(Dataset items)
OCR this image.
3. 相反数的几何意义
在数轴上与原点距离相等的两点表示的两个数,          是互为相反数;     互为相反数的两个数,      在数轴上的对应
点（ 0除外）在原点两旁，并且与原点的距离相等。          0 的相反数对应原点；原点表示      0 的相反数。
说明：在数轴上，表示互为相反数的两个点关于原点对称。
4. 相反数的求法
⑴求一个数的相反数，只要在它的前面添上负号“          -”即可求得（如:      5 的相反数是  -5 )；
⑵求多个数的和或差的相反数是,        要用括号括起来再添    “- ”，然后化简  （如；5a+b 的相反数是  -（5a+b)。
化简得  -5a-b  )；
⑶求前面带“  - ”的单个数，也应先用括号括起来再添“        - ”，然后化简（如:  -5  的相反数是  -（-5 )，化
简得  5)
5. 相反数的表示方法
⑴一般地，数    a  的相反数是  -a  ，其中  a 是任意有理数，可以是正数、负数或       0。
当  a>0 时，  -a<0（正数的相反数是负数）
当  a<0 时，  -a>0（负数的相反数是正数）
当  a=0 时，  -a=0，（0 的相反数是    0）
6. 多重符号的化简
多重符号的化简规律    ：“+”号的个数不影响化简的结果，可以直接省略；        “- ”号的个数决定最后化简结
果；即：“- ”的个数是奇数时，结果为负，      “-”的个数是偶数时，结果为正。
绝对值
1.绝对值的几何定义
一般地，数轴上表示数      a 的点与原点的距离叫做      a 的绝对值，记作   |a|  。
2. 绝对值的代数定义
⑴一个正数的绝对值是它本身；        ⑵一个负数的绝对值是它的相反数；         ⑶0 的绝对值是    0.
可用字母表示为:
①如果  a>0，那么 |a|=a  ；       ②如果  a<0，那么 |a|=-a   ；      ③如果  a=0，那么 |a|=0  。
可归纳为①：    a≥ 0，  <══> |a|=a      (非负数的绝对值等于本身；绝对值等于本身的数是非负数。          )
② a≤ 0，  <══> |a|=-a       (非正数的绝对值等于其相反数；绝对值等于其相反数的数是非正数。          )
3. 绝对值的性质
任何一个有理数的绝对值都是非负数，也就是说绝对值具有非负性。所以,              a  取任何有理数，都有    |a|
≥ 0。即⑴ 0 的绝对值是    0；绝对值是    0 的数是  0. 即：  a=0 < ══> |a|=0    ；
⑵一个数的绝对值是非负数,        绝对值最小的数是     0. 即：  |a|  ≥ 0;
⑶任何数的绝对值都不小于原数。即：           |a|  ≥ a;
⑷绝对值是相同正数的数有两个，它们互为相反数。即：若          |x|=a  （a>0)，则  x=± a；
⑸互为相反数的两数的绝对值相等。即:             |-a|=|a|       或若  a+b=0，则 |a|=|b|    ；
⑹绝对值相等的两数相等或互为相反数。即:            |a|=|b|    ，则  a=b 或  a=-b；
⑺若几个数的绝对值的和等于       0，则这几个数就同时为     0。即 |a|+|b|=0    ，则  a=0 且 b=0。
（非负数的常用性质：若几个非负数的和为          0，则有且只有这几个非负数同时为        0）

▶ [INSTRUCTION]: Every record should be given again exactly.

▶ [TASK ANSWER]:
OCR this image.
3. 相反数的几何意义
在数轴上与原点距离相等的两点表示的两个数,          是互为相反数;     互为相反数的两个数,      在数轴上的对应
点（ 0除外）在原点两旁，并且与原点的距离相等。          0 的相反数对应原点；原点表示      0 的相反数。
说明：在数轴上，表示互为相反数的两个点关于原点对称。
4. 相反数的求法
⑴求一个数的相反数，只要在它的前面添上负号“          -”即可求得（如:      5 的相反数是  -5 )；
⑵求多个数的和或差的相反数是,        要用括号括起来再添    “- ”，然后化简  （如；5a+b 的相反数是  -（5a+b)。
化简得  -5a-b  )；
⑶求前面带“  - ”的单个数，也应先用括号括起来再添“        - ”，然后化简（如:  -5  的相反数是  -（-5 )，化
简得  5)
5. 相反数的表示方法
⑴一般地，数    a  的相反数是  -a  ，其中  a 是任意有理数，可以是正数、负数或       0。
当  a>0 时，  -a<0（正数的相反数是负数）
当  a<0 时，  -a>0（负数的相反数是正数）
当  a=0 时，  -a=0，（0 的相反数是    0）
6. 多重符号的化简
多重符号的化简规律    ：“+”号的个数不影响化简的结果，可以直接省略；        “- ”号的个数决定最后化简结
果；即：“- ”的个数是奇数时，结果为负，      “-”的个数是偶数时，结果为正。
绝对值
1.绝对值的几何定义
一般地，数轴上表示数      a 的点与原点的距离叫做      a 的绝对值，记作   |a|  。
2. 绝对值的代数定义
⑴一个正数的绝对值是它本身；        ⑵一个负数的绝对值是它的相反数；         ⑶0 的绝对值是    0.
可用字母表示为:
①如果  a>0，那么 |a|=a  ；       ②如果  a<0，那么 |a|=-a   ；      ③如果  a=0，那么 |a|=0  。
可归纳为①：    a≥ 0，  <══> |a|=a      (非负数的绝对值等于本身；绝对值等于本身的数是非负数。          )
② a≤ 0，  <══> |a|=-a       (非正数的绝对值等于其相反数；绝对值等于其相反数的数是非正数。          )
3. 绝对值的性质
任何一个有理数的绝对值都是非负数，也就是说绝对值具有非负性。所以,              a  取任何有理数，都有    |a|
≥ 0。即⑴ 0 的绝对值是    0；绝对值是    0 的数是  0. 即：  a=0 < ══> |a|=0    ；
⑵一个数的绝对值是非负数,        绝对值最小的数是     0. 即：  |a|  ≥ 0;
⑶任何数的绝对值都不小于原数。即：           |a|  ≥ a;
⑷绝对值是相同正数的数有两个，它们互为相反数。即：若          |x|=a  （a>0)，则  x=± a；
⑸互为相反数的两数的绝对值相等。即:             |-a|=|a|       或若  a+b=0，则 |a|=|b|    ；
⑹绝对值相等的两数相等或互为相反数。即:            |a|=|b|    ，则  a=b 或  a=-b；
⑺若几个数的绝对值的和等于       0，则这几个数就同时为     0。即 |a|+|b|=0    ，则  a=0 且 b=0。
（非负数的常用性质：若几个非负数的和为          0，则有且只有这几个非负数同时为        0）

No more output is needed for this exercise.